Start of Material

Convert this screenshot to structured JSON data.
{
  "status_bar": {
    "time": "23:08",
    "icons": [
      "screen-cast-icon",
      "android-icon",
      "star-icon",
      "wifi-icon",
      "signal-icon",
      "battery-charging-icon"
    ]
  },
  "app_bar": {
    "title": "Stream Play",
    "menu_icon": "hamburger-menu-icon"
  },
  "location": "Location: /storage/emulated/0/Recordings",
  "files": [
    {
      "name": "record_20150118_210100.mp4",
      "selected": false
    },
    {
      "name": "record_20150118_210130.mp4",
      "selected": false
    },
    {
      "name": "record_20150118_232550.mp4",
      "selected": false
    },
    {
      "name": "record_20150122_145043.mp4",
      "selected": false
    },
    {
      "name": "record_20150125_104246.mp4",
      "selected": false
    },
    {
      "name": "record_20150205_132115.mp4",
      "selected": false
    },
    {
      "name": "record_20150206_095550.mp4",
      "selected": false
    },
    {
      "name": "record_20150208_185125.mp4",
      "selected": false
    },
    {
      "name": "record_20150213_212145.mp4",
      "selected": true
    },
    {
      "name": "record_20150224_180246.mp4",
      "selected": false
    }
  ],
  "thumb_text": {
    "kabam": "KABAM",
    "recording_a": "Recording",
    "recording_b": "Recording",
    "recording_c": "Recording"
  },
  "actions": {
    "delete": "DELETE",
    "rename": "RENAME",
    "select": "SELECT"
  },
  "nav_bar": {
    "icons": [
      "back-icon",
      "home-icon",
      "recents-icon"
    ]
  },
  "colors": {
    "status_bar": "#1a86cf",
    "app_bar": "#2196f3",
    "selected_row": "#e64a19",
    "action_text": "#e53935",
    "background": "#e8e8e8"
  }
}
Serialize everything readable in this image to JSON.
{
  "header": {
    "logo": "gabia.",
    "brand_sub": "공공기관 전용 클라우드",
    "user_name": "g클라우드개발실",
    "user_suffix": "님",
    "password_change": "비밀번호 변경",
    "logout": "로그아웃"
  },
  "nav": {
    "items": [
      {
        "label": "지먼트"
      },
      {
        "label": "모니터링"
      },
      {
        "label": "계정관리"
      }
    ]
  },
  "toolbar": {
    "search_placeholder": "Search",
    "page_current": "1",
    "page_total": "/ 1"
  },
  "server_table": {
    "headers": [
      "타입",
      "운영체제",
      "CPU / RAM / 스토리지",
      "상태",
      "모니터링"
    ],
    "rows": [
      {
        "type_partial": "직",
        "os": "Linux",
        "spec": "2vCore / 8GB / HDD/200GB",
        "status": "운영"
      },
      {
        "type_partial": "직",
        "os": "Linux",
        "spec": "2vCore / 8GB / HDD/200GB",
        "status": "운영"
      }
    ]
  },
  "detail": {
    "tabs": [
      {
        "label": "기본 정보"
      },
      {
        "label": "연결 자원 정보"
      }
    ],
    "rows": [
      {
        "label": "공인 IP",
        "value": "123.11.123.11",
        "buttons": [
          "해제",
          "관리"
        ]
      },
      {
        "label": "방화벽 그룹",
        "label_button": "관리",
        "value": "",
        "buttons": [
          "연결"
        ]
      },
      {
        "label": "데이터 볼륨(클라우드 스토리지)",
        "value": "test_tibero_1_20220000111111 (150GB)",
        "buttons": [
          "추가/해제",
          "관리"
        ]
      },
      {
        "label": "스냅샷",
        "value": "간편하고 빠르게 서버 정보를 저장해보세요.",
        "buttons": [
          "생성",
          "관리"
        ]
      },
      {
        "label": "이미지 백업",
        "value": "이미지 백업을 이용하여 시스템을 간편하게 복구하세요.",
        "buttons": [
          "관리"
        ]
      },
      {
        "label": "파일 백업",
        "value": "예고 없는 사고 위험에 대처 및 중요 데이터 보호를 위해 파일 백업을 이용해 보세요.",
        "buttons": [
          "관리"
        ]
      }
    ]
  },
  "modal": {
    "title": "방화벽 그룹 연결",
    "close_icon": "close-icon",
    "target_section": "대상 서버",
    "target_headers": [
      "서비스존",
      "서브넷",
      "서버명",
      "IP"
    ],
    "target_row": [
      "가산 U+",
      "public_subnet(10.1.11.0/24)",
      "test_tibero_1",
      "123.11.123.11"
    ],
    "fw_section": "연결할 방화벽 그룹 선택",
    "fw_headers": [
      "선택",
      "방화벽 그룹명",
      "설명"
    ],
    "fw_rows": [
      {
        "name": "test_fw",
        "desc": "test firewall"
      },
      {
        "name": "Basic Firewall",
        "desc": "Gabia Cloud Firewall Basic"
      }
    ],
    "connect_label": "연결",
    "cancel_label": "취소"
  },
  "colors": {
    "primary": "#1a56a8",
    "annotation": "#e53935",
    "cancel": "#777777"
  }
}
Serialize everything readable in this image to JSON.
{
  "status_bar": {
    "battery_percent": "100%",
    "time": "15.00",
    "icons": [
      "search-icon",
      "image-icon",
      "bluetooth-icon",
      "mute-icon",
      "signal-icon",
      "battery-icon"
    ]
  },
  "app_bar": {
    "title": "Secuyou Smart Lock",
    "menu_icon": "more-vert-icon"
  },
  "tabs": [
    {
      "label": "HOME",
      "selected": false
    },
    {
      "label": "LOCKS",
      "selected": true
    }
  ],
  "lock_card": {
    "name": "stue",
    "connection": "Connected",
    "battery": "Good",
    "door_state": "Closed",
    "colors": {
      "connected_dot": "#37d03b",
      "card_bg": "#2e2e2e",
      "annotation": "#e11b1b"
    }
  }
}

End of Material

▶ [Task details]: Extract all of the data exactly as written.

▶ [Expected output]:
Convert this screenshot to structured JSON data.
{
  "status_bar": {
    "time": "23:08",
    "icons": [
      "screen-cast-icon",
      "android-icon",
      "star-icon",
      "wifi-icon",
      "signal-icon",
      "battery-charging-icon"
    ]
  },
  "app_bar": {
    "title": "Stream Play",
    "menu_icon": "hamburger-menu-icon"
  },
  "location": "Location: /storage/emulated/0/Recordings",
  "files": [
    {
      "name": "record_20150118_210100.mp4",
      "selected": false
    },
    {
      "name": "record_20150118_210130.mp4",
      "selected": false
    },
    {
      "name": "record_20150118_232550.mp4",
      "selected": false
    },
    {
      "name": "record_20150122_145043.mp4",
      "selected": false
    },
    {
      "name": "record_20150125_104246.mp4",
      "selected": false
    },
    {
      "name": "record_20150205_132115.mp4",
      "selected": false
    },
    {
      "name": "record_20150206_095550.mp4",
      "selected": false
    },
    {
      "name": "record_20150208_185125.mp4",
      "selected": false
    },
    {
      "name": "record_20150213_212145.mp4",
      "selected": true
    },
    {
      "name": "record_20150224_180246.mp4",
      "selected": false
    }
  ],
  "thumb_text": {
    "kabam": "KABAM",
    "recording_a": "Recording",
    "recording_b": "Recording",
    "recording_c": "Recording"
  },
  "actions": {
    "delete": "DELETE",
    "rename": "RENAME",
    "select": "SELECT"
  },
  "nav_bar": {
    "icons": [
      "back-icon",
      "home-icon",
      "recents-icon"
    ]
  },
  "colors": {
    "status_bar": "#1a86cf",
    "app_bar": "#2196f3",
    "selected_row": "#e64a19",
    "action_text": "#e53935",
    "background": "#e8e8e8"
  }
}
Serialize everything readable in this image to JSON.
{
  "header": {
    "logo": "gabia.",
    "brand_sub": "공공기관 전용 클라우드",
    "user_name": "g클라우드개발실",
    "user_suffix": "님",
    "password_change": "비밀번호 변경",
    "logout": "로그아웃"
  },
  "nav": {
    "items": [
      {
        "label": "지먼트"
      },
      {
        "label": "모니터링"
      },
      {
        "label": "계정관리"
      }
    ]
  },
  "toolbar": {
    "search_placeholder": "Search",
    "page_current": "1",
    "page_total": "/ 1"
  },
  "server_table": {
    "headers": [
      "타입",
      "운영체제",
      "CPU / RAM / 스토리지",
      "상태",
      "모니터링"
    ],
    "rows": [
      {
        "type_partial": "직",
        "os": "Linux",
        "spec": "2vCore / 8GB / HDD/200GB",
        "status": "운영"
      },
      {
        "type_partial": "직",
        "os": "Linux",
        "spec": "2vCore / 8GB / HDD/200GB",
        "status": "운영"
      }
    ]
  },
  "detail": {
    "tabs": [
      {
        "label": "기본 정보"
      },
      {
        "label": "연결 자원 정보"
      }
    ],
    "rows": [
      {
        "label": "공인 IP",
        "value": "123.11.123.11",
        "buttons": [
          "해제",
          "관리"
        ]
      },
      {
        "label": "방화벽 그룹",
        "label_button": "관리",
        "value": "",
        "buttons": [
          "연결"
        ]
      },
      {
        "label": "데이터 볼륨(클라우드 스토리지)",
        "value": "test_tibero_1_20220000111111 (150GB)",
        "buttons": [
          "추가/해제",
          "관리"
        ]
      },
      {
        "label": "스냅샷",
        "value": "간편하고 빠르게 서버 정보를 저장해보세요.",
        "buttons": [
          "생성",
          "관리"
        ]
      },
      {
        "label": "이미지 백업",
        "value": "이미지 백업을 이용하여 시스템을 간편하게 복구하세요.",
        "buttons": [
          "관리"
        ]
      },
      {
        "label": "파일 백업",
        "value": "예고 없는 사고 위험에 대처 및 중요 데이터 보호를 위해 파일 백업을 이용해 보세요.",
        "buttons": [
          "관리"
        ]
      }
    ]
  },
  "modal": {
    "title": "방화벽 그룹 연결",
    "close_icon": "close-icon",
    "target_section": "대상 서버",
    "target_headers": [
      "서비스존",
      "서브넷",
      "서버명",
      "IP"
    ],
    "target_row": [
      "가산 U+",
      "public_subnet(10.1.11.0/24)",
      "test_tibero_1",
      "123.11.123.11"
    ],
    "fw_section": "연결할 방화벽 그룹 선택",
    "fw_headers": [
      "선택",
      "방화벽 그룹명",
      "설명"
    ],
    "fw_rows": [
      {
        "name": "test_fw",
        "desc": "test firewall"
      },
      {
        "name": "Basic Firewall",
        "desc": "Gabia Cloud Firewall Basic"
      }
    ],
    "connect_label": "연결",
    "cancel_label": "취소"
  },
  "colors": {
    "primary": "#1a56a8",
    "annotation": "#e53935",
    "cancel": "#777777"
  }
}
Serialize everything readable in this image to JSON.
{
  "status_bar": {
    "battery_percent": "100%",
    "time": "15.00",
    "icons": [
      "search-icon",
      "image-icon",
      "bluetooth-icon",
      "mute-icon",
      "signal-icon",
      "battery-icon"
    ]
  },
  "app_bar": {
    "title": "Secuyou Smart Lock",
    "menu_icon": "more-vert-icon"
  },
  "tabs": [
    {
      "label": "HOME",
      "selected": false
    },
    {
      "label": "LOCKS",
      "selected": true
    }
  ],
  "lock_card": {
    "name": "stue",
    "connection": "Connected",
    "battery": "Good",
    "door_state": "Closed",
    "colors": {
      "connected_dot": "#37d03b",
      "card_bg": "#2e2e2e",
      "annotation": "#e11b1b"
    }
  }
}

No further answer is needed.